= Exercise directions =
Retype the stretch of the UCREL text from "A major contribution" through "of English text." word for word.

= Text block =
════════

UCREL (the University Research Centre for Computer Corpus Research on Language) has been pioneering advances in corpus linguistics for over 40 years, providing users with corpora (collections of written or spoken material) and the software to exploit them. Drawing together 8 researchers from the Department of Linguistics and English Language and 1 from the School of Computing and Communications at Lancaster University, it has enabled the UK English Language Teaching (ELT) industry to produce innovative materials which have helped the profitability and competitiveness of that industry, and assisted other, principally commercial, users to innovate in product design and development.

Underpinning research

The British National Corpus (BNC) Consortium worked from 1991-1994 to produce a 100-million word corpus of modern British English, for use in commercial, educational and academic research. The BNC contains 90% written and 10% spoken text, representing a wide cross-section of current British English. UCREL's work on the BNC was conducted by a team of 15-20 researchers led by Prof Geoffrey Leech (emeritus since 2002) and Roger Garside (senior lecturer, retired 2008) [R1]. The BNC consortium included Oxford University Press, Longman, Chambers Harrap, the British Library, and Oxford University Computing Services. It was published in 1994. A revised version was released worldwide in 2001. The BNC XML Edition (2007) is the version currently distributed by OUCS (

A major contribution of UCREL to the BNC was the development of (a) many levels of corpus annotation — interpretative information (e.g. syntactic, semantic, pragmatic, anaphoric) in the form of searchable codes or tags; and (b) software which can (semi-)automatically add annotation to a corpus [R2]. This annotation allows users to take advantage of the levels of meaning in a corpus, as well as the levels of form. For example, "set" as a noun has rather different meanings from "set" as a verb, so limiting a search by part-of-speech makes it possible to tap into different groups of meanings. The BNC was grammatically annotated at Lancaster University [G1, G2] using CLAWS (Constituent Likelihood Automatic Word-tagging System), which UCREL has developed continuously since the early 1980s. CLAWS consistently achieves 96-97% accuracy across various types of English text.

The experience of creating and annotating the BNC fed into UCREL's central role in establishing cross-linguistic standards for corpora and multiple levels of corpus annotation, as seen in Leech's leading contribution (with researcher Andrew Wilson — now senior lecturer) to the European Commission's 1993-1999 EAGLES initiative [R3].

From inception to completion, UCREL's research has been shaped by engagement with non-academic users especially relating to education. Our research underpinning dictionaries, grammars [R4] and learning materials has involved collaboration with, for example, a range of publishers including Cambridge University Press, Oxford University Press and Pearson, and, more recently, we have also worked with companies delivering multilingual dictionary content on new media, notably mobile phones [G4], and with Trinity to help them develop their language testing business [G6].

════════

= Information shown =

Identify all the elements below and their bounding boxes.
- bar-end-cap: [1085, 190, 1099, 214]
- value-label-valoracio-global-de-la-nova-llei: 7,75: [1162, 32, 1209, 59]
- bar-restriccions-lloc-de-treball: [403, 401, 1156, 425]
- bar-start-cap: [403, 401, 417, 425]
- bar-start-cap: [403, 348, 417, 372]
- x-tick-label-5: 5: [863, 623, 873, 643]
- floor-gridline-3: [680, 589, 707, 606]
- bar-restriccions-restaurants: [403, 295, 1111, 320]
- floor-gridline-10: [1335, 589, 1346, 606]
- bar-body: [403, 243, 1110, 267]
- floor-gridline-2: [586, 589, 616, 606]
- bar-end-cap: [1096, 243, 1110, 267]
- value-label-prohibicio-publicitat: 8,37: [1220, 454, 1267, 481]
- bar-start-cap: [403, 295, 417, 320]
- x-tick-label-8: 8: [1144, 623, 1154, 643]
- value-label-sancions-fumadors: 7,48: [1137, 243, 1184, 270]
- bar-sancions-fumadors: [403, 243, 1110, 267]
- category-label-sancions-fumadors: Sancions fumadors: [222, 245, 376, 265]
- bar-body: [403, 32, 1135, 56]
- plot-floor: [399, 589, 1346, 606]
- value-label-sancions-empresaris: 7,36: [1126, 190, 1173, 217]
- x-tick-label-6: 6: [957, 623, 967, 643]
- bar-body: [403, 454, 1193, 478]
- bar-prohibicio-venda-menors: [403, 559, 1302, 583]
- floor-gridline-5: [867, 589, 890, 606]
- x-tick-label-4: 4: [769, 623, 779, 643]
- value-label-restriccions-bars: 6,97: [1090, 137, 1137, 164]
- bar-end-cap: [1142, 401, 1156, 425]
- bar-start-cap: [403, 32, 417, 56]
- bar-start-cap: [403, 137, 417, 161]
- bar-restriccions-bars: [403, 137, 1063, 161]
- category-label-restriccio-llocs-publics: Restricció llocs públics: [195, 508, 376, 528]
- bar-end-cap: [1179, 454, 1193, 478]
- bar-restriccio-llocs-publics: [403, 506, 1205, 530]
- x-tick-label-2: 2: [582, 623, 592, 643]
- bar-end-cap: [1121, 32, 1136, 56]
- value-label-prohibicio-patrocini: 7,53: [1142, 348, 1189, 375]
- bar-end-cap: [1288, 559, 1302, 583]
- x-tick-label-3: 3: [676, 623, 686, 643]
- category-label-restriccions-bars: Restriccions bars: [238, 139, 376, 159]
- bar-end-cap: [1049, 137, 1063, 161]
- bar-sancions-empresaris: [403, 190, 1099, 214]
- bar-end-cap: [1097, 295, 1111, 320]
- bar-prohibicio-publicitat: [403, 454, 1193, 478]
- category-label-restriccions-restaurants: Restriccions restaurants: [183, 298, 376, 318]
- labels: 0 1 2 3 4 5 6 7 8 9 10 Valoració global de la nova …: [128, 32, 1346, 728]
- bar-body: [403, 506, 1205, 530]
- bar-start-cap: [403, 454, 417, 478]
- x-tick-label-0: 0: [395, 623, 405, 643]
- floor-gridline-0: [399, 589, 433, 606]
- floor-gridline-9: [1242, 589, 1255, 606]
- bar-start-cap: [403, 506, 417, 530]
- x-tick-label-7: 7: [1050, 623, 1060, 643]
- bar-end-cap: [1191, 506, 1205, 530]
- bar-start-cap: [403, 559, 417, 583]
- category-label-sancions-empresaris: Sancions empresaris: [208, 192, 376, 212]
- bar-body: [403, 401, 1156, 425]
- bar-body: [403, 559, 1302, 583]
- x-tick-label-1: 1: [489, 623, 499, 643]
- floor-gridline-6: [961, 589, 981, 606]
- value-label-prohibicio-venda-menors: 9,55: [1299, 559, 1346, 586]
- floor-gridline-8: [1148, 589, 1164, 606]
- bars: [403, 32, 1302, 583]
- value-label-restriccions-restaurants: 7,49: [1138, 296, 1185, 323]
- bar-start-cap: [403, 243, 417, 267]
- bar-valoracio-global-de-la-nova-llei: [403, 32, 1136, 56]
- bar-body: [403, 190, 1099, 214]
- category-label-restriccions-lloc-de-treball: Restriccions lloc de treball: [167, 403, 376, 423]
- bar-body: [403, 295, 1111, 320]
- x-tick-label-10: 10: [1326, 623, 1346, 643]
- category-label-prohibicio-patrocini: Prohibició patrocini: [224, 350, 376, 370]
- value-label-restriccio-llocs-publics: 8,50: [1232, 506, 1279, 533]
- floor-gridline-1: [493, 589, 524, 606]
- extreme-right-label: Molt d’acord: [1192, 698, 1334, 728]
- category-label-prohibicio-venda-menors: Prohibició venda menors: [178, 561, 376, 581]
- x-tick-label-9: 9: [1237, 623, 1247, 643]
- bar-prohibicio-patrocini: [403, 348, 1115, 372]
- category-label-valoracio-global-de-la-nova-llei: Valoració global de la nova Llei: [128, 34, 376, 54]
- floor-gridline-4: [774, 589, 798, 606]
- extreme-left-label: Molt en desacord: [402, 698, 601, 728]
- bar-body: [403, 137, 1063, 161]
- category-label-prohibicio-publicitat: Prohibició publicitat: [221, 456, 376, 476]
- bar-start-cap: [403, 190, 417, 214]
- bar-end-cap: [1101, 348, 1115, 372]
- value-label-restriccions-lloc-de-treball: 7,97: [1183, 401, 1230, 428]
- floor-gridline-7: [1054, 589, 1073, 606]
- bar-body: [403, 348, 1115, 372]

════════

= Worked answer =
A major contribution of UCREL to the BNC was the development of (a) many levels of corpus annotation — interpretative information (e.g. syntactic, semantic, pragmatic, anaphoric) in the form of searchable codes or tags; and (b) software which can (semi-)automatically add annotation to a corpus [R2]. This annotation allows users to take advantage of the levels of meaning in a corpus, as well as the levels of form. For example, "set" as a noun has rather different meanings from "set" as a verb, so limiting a search by part-of-speech makes it possible to tap into different groups of meanings. The BNC was grammatically annotated at Lancaster University [G1, G2] using CLAWS (Constituent Likelihood Automatic Word-tagging System), which UCREL has developed continuously since the early 1980s. CLAWS consistently achieves 96-97% accuracy across various types of English text.